WRITTEN REQUEST: Reproduce the listing below without changes, except that pictures are left out.

(Chart and figure data)
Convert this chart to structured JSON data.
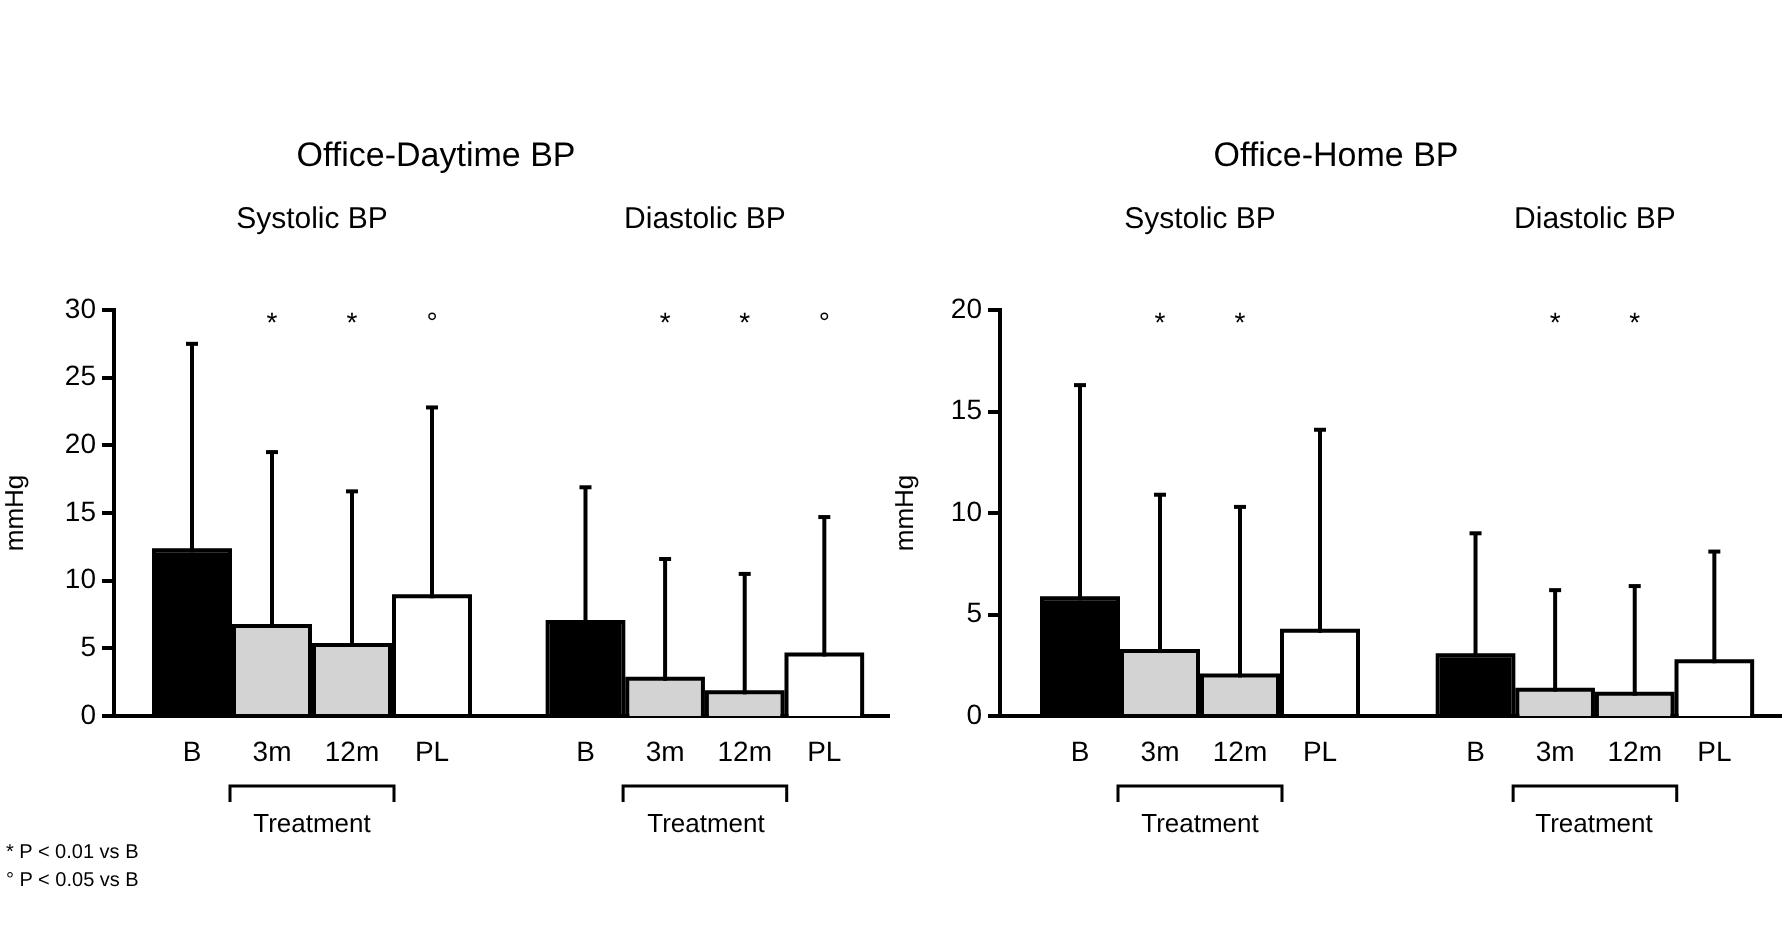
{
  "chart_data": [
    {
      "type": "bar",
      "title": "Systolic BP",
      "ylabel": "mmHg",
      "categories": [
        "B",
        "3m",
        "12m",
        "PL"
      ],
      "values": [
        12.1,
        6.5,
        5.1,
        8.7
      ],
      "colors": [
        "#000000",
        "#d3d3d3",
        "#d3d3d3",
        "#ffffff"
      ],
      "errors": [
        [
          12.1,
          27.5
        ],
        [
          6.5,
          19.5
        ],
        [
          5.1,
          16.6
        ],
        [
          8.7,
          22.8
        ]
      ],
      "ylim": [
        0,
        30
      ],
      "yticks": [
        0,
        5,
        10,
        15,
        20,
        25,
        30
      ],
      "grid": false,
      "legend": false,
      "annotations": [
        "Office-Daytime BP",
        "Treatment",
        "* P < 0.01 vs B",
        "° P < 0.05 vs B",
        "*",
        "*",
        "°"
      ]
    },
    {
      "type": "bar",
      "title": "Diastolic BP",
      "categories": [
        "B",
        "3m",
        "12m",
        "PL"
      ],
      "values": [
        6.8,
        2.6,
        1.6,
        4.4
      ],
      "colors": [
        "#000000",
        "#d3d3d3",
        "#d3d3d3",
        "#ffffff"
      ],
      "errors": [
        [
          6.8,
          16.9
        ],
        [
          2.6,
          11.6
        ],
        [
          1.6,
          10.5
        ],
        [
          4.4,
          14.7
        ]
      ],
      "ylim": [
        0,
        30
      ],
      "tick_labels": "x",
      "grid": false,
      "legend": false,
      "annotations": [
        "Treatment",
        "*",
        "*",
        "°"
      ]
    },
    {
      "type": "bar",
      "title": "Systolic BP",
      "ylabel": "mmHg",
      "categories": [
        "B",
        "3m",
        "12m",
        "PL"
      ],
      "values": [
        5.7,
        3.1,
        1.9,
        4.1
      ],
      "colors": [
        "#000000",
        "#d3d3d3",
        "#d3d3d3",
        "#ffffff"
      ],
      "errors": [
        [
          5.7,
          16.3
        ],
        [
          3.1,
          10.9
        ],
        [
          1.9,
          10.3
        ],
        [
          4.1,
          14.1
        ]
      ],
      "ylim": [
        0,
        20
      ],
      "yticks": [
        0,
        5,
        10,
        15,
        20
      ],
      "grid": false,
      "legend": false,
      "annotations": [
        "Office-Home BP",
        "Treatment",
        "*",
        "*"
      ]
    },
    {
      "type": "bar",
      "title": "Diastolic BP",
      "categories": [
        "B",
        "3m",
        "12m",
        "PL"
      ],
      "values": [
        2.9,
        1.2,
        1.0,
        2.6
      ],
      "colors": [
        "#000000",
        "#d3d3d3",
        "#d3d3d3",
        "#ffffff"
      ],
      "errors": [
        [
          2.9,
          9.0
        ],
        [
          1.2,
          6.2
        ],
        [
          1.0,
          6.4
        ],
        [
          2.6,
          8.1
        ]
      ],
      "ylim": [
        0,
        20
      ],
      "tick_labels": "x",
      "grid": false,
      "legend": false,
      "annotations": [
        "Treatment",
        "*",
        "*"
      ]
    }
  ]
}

EXPECTED ANSWER:
Convert this chart to structured JSON data.
{
  "chart_data": [
    {
      "type": "bar",
      "title": "Systolic BP",
      "ylabel": "mmHg",
      "categories": [
        "B",
        "3m",
        "12m",
        "PL"
      ],
      "values": [
        12.1,
        6.5,
        5.1,
        8.7
      ],
      "colors": [
        "#000000",
        "#d3d3d3",
        "#d3d3d3",
        "#ffffff"
      ],
      "errors": [
        [
          12.1,
          27.5
        ],
        [
          6.5,
          19.5
        ],
        [
          5.1,
          16.6
        ],
        [
          8.7,
          22.8
        ]
      ],
      "ylim": [
        0,
        30
      ],
      "yticks": [
        0,
        5,
        10,
        15,
        20,
        25,
        30
      ],
      "grid": false,
      "legend": false,
      "annotations": [
        "Office-Daytime BP",
        "Treatment",
        "* P < 0.01 vs B",
        "° P < 0.05 vs B",
        "*",
        "*",
        "°"
      ]
    },
    {
      "type": "bar",
      "title": "Diastolic BP",
      "categories": [
        "B",
        "3m",
        "12m",
        "PL"
      ],
      "values": [
        6.8,
        2.6,
        1.6,
        4.4
      ],
      "colors": [
        "#000000",
        "#d3d3d3",
        "#d3d3d3",
        "#ffffff"
      ],
      "errors": [
        [
          6.8,
          16.9
        ],
        [
          2.6,
          11.6
        ],
        [
          1.6,
          10.5
        ],
        [
          4.4,
          14.7
        ]
      ],
      "ylim": [
        0,
        30
      ],
      "tick_labels": "x",
      "grid": false,
      "legend": false,
      "annotations": [
        "Treatment",
        "*",
        "*",
        "°"
      ]
    },
    {
      "type": "bar",
      "title": "Systolic BP",
      "ylabel": "mmHg",
      "categories": [
        "B",
        "3m",
        "12m",
        "PL"
      ],
      "values": [
        5.7,
        3.1,
        1.9,
        4.1
      ],
      "colors": [
        "#000000",
        "#d3d3d3",
        "#d3d3d3",
        "#ffffff"
      ],
      "errors": [
        [
          5.7,
          16.3
        ],
        [
          3.1,
          10.9
        ],
        [
          1.9,
          10.3
        ],
        [
          4.1,
          14.1
        ]
      ],
      "ylim": [
        0,
        20
      ],
      "yticks": [
        0,
        5,
        10,
        15,
        20
      ],
      "grid": false,
      "legend": false,
      "annotations": [
        "Office-Home BP",
        "Treatment",
        "*",
        "*"
      ]
    },
    {
      "type": "bar",
      "title": "Diastolic BP",
      "categories": [
        "B",
        "3m",
        "12m",
        "PL"
      ],
      "values": [
        2.9,
        1.2,
        1.0,
        2.6
      ],
      "colors": [
        "#000000",
        "#d3d3d3",
        "#d3d3d3",
        "#ffffff"
      ],
      "errors": [
        [
          2.9,
          9.0
        ],
        [
          1.2,
          6.2
        ],
        [
          1.0,
          6.4
        ],
        [
          2.6,
          8.1
        ]
      ],
      "ylim": [
        0,
        20
      ],
      "tick_labels": "x",
      "grid": false,
      "legend": false,
      "annotations": [
        "Treatment",
        "*",
        "*"
      ]
    }
  ]
}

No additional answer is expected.